**TASK REQUIREMENTS**
Extract every line below that contains the word "executed".
-------------------------
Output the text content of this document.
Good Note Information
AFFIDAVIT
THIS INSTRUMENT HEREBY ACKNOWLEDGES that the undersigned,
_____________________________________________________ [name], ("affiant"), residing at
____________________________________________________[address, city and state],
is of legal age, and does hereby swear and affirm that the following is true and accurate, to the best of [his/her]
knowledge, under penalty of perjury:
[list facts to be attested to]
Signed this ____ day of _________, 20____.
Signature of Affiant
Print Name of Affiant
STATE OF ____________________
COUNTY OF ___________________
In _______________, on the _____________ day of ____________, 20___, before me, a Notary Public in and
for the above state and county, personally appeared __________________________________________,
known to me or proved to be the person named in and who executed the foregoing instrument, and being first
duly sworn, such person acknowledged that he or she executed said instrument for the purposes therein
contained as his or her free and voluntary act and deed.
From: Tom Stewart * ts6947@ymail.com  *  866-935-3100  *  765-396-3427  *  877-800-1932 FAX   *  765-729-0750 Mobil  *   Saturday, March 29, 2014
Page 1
-------------------------
**EXERCISE RESULT**
known to me or proved to be the person named in and who executed the foregoing instrument, and being first
duly sworn, such person acknowledged that he or she executed said instrument for the purposes therein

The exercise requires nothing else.